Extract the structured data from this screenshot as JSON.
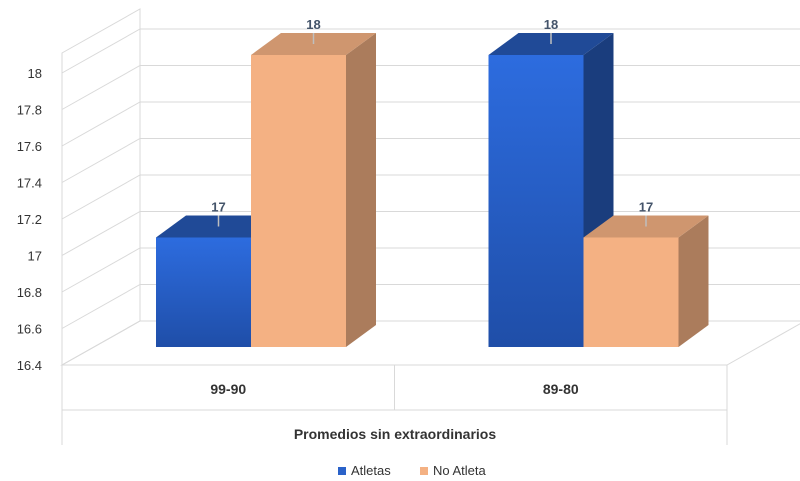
{
  "chart_data": {
    "type": "bar",
    "style": "3d-clustered-column",
    "categories": [
      "99-90",
      "89-80"
    ],
    "series": [
      {
        "name": "Atletas",
        "values": [
          17,
          18
        ],
        "color": "#2a62c9",
        "data_labels": [
          "17",
          "18"
        ]
      },
      {
        "name": "No Atleta",
        "values": [
          18,
          17
        ],
        "color": "#f4b183",
        "data_labels": [
          "18",
          "17"
        ]
      }
    ],
    "xlabel": "Promedios sin extraordinarios",
    "ylabel": "",
    "ylim": [
      16.4,
      18.2
    ],
    "yticks": [
      "16.4",
      "16.6",
      "16.8",
      "17",
      "17.2",
      "17.4",
      "17.6",
      "17.8",
      "18"
    ],
    "grid": true,
    "legend_position": "bottom"
  }
}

**THE EXERCISE:** From the listing, extract all text exactly as given and drop any picture.

**OUTPUT:**
Extract the structured data from this screenshot as JSON.
{
  "chart_data": {
    "type": "bar",
    "style": "3d-clustered-column",
    "categories": [
      "99-90",
      "89-80"
    ],
    "series": [
      {
        "name": "Atletas",
        "values": [
          17,
          18
        ],
        "color": "#2a62c9",
        "data_labels": [
          "17",
          "18"
        ]
      },
      {
        "name": "No Atleta",
        "values": [
          18,
          17
        ],
        "color": "#f4b183",
        "data_labels": [
          "18",
          "17"
        ]
      }
    ],
    "xlabel": "Promedios sin extraordinarios",
    "ylabel": "",
    "ylim": [
      16.4,
      18.2
    ],
    "yticks": [
      "16.4",
      "16.6",
      "16.8",
      "17",
      "17.2",
      "17.4",
      "17.6",
      "17.8",
      "18"
    ],
    "grid": true,
    "legend_position": "bottom"
  }
}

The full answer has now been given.